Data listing
☆ ☆ ☆
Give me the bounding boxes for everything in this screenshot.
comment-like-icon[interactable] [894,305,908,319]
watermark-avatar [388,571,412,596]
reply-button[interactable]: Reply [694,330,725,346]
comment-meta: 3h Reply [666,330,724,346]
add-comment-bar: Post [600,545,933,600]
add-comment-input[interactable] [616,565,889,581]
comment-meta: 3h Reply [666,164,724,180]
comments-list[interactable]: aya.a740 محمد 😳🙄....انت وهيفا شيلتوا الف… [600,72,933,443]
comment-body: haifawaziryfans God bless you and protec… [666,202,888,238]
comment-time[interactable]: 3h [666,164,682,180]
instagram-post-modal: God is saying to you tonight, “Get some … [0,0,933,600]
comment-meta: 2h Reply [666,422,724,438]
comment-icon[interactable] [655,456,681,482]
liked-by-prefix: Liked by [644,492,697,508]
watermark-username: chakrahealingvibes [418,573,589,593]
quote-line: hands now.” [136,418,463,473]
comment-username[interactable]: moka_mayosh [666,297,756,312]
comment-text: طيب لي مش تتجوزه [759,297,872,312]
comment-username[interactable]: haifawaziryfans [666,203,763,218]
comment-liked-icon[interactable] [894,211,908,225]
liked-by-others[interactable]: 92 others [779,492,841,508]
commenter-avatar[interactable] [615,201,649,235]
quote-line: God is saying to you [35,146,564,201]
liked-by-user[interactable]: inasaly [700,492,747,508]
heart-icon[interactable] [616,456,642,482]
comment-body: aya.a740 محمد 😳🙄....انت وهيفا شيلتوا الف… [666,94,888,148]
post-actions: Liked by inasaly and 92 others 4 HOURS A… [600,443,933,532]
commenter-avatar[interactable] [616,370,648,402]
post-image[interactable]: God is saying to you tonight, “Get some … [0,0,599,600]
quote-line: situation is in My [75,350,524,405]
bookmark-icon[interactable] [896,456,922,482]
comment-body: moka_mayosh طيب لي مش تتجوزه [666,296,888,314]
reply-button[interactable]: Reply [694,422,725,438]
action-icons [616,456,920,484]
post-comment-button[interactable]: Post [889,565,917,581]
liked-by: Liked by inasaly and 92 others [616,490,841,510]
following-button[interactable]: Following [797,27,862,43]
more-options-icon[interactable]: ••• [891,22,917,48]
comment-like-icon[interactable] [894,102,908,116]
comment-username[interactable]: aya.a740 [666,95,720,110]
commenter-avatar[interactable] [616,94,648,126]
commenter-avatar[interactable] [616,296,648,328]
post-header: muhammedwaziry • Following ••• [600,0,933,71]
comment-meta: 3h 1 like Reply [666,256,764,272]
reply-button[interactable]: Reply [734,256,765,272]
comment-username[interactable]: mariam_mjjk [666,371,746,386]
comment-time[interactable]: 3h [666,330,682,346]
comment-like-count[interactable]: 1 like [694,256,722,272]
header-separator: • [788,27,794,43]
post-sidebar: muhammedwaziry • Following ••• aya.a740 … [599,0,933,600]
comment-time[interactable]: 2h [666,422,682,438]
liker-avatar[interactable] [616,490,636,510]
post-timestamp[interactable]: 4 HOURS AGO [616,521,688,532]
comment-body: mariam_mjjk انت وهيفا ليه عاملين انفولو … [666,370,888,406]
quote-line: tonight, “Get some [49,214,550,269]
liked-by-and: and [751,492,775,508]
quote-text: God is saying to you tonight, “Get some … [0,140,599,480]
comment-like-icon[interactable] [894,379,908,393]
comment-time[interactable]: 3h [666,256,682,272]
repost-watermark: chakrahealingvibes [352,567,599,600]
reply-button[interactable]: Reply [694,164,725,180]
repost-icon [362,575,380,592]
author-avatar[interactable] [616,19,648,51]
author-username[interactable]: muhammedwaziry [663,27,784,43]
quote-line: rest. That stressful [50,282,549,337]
☆ ☆ ☆
• [SET EXERCISE]: Rewrite all of the entries above, swapping "commenter-avatar" for "user-avatar" wherever it occurs and keeping every other character the same.

• [EXPECTED ANSWER]:
Give me the bounding boxes for everything in this screenshot.
comment-like-icon[interactable] [894,305,908,319]
watermark-avatar [388,571,412,596]
reply-button[interactable]: Reply [694,330,725,346]
comment-meta: 3h Reply [666,330,724,346]
add-comment-bar: Post [600,545,933,600]
add-comment-input[interactable] [616,565,889,581]
comment-meta: 3h Reply [666,164,724,180]
comments-list[interactable]: aya.a740 محمد 😳🙄....انت وهيفا شيلتوا الف… [600,72,933,443]
comment-body: haifawaziryfans God bless you and protec… [666,202,888,238]
comment-time[interactable]: 3h [666,164,682,180]
instagram-post-modal: God is saying to you tonight, “Get some … [0,0,933,600]
comment-meta: 2h Reply [666,422,724,438]
comment-icon[interactable] [655,456,681,482]
liked-by-prefix: Liked by [644,492,697,508]
watermark-username: chakrahealingvibes [418,573,589,593]
quote-line: hands now.” [136,418,463,473]
comment-username[interactable]: moka_mayosh [666,297,756,312]
comment-text: طيب لي مش تتجوزه [759,297,872,312]
comment-username[interactable]: haifawaziryfans [666,203,763,218]
comment-liked-icon[interactable] [894,211,908,225]
liked-by-others[interactable]: 92 others [779,492,841,508]
user-avatar[interactable] [615,201,649,235]
quote-line: God is saying to you [35,146,564,201]
liked-by-user[interactable]: inasaly [700,492,747,508]
heart-icon[interactable] [616,456,642,482]
comment-body: aya.a740 محمد 😳🙄....انت وهيفا شيلتوا الف… [666,94,888,148]
post-actions: Liked by inasaly and 92 others 4 HOURS A… [600,443,933,532]
user-avatar[interactable] [616,370,648,402]
post-image[interactable]: God is saying to you tonight, “Get some … [0,0,599,600]
quote-line: situation is in My [75,350,524,405]
bookmark-icon[interactable] [896,456,922,482]
comment-body: moka_mayosh طيب لي مش تتجوزه [666,296,888,314]
reply-button[interactable]: Reply [694,422,725,438]
action-icons [616,456,920,484]
post-comment-button[interactable]: Post [889,565,917,581]
liked-by: Liked by inasaly and 92 others [616,490,841,510]
following-button[interactable]: Following [797,27,862,43]
more-options-icon[interactable]: ••• [891,22,917,48]
comment-like-icon[interactable] [894,102,908,116]
comment-username[interactable]: aya.a740 [666,95,720,110]
user-avatar[interactable] [616,94,648,126]
user-avatar[interactable] [616,296,648,328]
post-header: muhammedwaziry • Following ••• [600,0,933,71]
comment-meta: 3h 1 like Reply [666,256,764,272]
reply-button[interactable]: Reply [734,256,765,272]
comment-username[interactable]: mariam_mjjk [666,371,746,386]
comment-time[interactable]: 3h [666,330,682,346]
comment-like-count[interactable]: 1 like [694,256,722,272]
header-separator: • [788,27,794,43]
post-sidebar: muhammedwaziry • Following ••• aya.a740 … [599,0,933,600]
comment-time[interactable]: 2h [666,422,682,438]
liker-avatar[interactable] [616,490,636,510]
post-timestamp[interactable]: 4 HOURS AGO [616,521,688,532]
comment-body: mariam_mjjk انت وهيفا ليه عاملين انفولو … [666,370,888,406]
quote-line: tonight, “Get some [49,214,550,269]
liked-by-and: and [751,492,775,508]
quote-text: God is saying to you tonight, “Get some … [0,140,599,480]
comment-like-icon[interactable] [894,379,908,393]
comment-time[interactable]: 3h [666,256,682,272]
repost-watermark: chakrahealingvibes [352,567,599,600]
reply-button[interactable]: Reply [694,164,725,180]
repost-icon [362,575,380,592]
author-avatar[interactable] [616,19,648,51]
author-username[interactable]: muhammedwaziry [663,27,784,43]
quote-line: rest. That stressful [50,282,549,337]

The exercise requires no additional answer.